** What is asked **
Write out every entry, unchanged. Skip any picture.

** Given information **
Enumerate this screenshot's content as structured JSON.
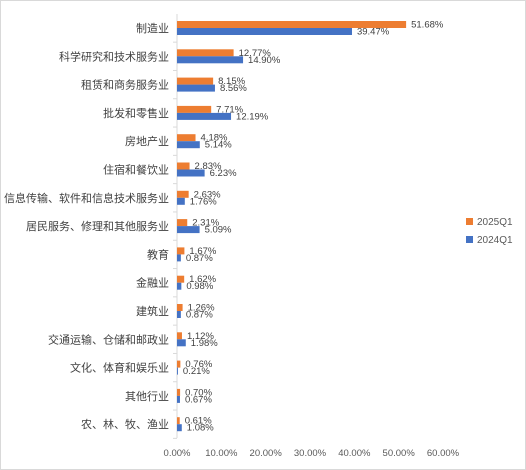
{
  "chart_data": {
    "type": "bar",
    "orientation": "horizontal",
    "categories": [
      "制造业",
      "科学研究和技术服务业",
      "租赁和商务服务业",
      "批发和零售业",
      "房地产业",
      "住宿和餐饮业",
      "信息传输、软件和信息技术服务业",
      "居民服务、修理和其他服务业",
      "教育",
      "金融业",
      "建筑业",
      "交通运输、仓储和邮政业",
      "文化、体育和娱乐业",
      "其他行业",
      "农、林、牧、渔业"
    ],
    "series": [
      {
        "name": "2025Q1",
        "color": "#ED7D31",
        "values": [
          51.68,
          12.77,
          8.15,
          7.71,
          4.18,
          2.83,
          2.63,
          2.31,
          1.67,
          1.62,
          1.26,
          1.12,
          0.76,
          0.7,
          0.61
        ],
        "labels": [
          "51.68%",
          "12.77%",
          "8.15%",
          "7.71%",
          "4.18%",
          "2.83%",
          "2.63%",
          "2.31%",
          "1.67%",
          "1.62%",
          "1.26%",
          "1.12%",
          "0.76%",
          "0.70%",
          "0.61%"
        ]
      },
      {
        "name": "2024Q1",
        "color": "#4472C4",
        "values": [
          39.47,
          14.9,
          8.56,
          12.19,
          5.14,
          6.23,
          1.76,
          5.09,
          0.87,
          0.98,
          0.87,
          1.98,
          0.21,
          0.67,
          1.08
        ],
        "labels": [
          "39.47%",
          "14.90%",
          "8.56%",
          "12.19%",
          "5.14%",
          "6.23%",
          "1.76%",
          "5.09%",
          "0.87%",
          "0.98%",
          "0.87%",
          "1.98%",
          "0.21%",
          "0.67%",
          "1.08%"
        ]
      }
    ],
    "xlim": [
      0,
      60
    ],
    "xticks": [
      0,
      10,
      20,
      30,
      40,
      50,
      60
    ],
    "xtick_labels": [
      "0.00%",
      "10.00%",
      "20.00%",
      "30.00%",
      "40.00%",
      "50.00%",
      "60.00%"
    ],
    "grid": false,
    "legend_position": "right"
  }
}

** Full answer **
Enumerate this screenshot's content as structured JSON.
{
  "chart_data": {
    "type": "bar",
    "orientation": "horizontal",
    "categories": [
      "制造业",
      "科学研究和技术服务业",
      "租赁和商务服务业",
      "批发和零售业",
      "房地产业",
      "住宿和餐饮业",
      "信息传输、软件和信息技术服务业",
      "居民服务、修理和其他服务业",
      "教育",
      "金融业",
      "建筑业",
      "交通运输、仓储和邮政业",
      "文化、体育和娱乐业",
      "其他行业",
      "农、林、牧、渔业"
    ],
    "series": [
      {
        "name": "2025Q1",
        "color": "#ED7D31",
        "values": [
          51.68,
          12.77,
          8.15,
          7.71,
          4.18,
          2.83,
          2.63,
          2.31,
          1.67,
          1.62,
          1.26,
          1.12,
          0.76,
          0.7,
          0.61
        ],
        "labels": [
          "51.68%",
          "12.77%",
          "8.15%",
          "7.71%",
          "4.18%",
          "2.83%",
          "2.63%",
          "2.31%",
          "1.67%",
          "1.62%",
          "1.26%",
          "1.12%",
          "0.76%",
          "0.70%",
          "0.61%"
        ]
      },
      {
        "name": "2024Q1",
        "color": "#4472C4",
        "values": [
          39.47,
          14.9,
          8.56,
          12.19,
          5.14,
          6.23,
          1.76,
          5.09,
          0.87,
          0.98,
          0.87,
          1.98,
          0.21,
          0.67,
          1.08
        ],
        "labels": [
          "39.47%",
          "14.90%",
          "8.56%",
          "12.19%",
          "5.14%",
          "6.23%",
          "1.76%",
          "5.09%",
          "0.87%",
          "0.98%",
          "0.87%",
          "1.98%",
          "0.21%",
          "0.67%",
          "1.08%"
        ]
      }
    ],
    "xlim": [
      0,
      60
    ],
    "xticks": [
      0,
      10,
      20,
      30,
      40,
      50,
      60
    ],
    "xtick_labels": [
      "0.00%",
      "10.00%",
      "20.00%",
      "30.00%",
      "40.00%",
      "50.00%",
      "60.00%"
    ],
    "grid": false,
    "legend_position": "right"
  }
}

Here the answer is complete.